*GOAL:*
Transcribe each record exactly. Include every one.

*DATASET EXTRACT:*
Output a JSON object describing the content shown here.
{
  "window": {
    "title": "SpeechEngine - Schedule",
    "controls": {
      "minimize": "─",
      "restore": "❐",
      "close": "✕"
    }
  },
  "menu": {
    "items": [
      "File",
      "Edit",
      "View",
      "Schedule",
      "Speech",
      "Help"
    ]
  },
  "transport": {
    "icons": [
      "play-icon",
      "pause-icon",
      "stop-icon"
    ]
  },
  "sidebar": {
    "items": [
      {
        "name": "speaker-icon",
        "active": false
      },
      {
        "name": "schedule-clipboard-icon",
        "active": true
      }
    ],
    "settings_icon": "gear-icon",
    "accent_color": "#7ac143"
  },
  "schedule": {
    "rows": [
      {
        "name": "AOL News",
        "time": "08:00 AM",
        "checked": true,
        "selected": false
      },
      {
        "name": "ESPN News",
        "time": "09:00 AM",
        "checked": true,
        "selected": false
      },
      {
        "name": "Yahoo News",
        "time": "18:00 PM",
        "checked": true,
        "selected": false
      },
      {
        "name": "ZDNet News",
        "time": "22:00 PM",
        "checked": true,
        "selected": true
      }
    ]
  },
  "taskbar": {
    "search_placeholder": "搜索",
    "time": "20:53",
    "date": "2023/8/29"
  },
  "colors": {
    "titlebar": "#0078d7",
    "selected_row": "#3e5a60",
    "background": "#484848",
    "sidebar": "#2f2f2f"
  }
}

*COMPLETE OUTPUT:*
Output a JSON object describing the content shown here.
{
  "window": {
    "title": "SpeechEngine - Schedule",
    "controls": {
      "minimize": "─",
      "restore": "❐",
      "close": "✕"
    }
  },
  "menu": {
    "items": [
      "File",
      "Edit",
      "View",
      "Schedule",
      "Speech",
      "Help"
    ]
  },
  "transport": {
    "icons": [
      "play-icon",
      "pause-icon",
      "stop-icon"
    ]
  },
  "sidebar": {
    "items": [
      {
        "name": "speaker-icon",
        "active": false
      },
      {
        "name": "schedule-clipboard-icon",
        "active": true
      }
    ],
    "settings_icon": "gear-icon",
    "accent_color": "#7ac143"
  },
  "schedule": {
    "rows": [
      {
        "name": "AOL News",
        "time": "08:00 AM",
        "checked": true,
        "selected": false
      },
      {
        "name": "ESPN News",
        "time": "09:00 AM",
        "checked": true,
        "selected": false
      },
      {
        "name": "Yahoo News",
        "time": "18:00 PM",
        "checked": true,
        "selected": false
      },
      {
        "name": "ZDNet News",
        "time": "22:00 PM",
        "checked": true,
        "selected": true
      }
    ]
  },
  "taskbar": {
    "search_placeholder": "搜索",
    "time": "20:53",
    "date": "2023/8/29"
  },
  "colors": {
    "titlebar": "#0078d7",
    "selected_row": "#3e5a60",
    "background": "#484848",
    "sidebar": "#2f2f2f"
  }
}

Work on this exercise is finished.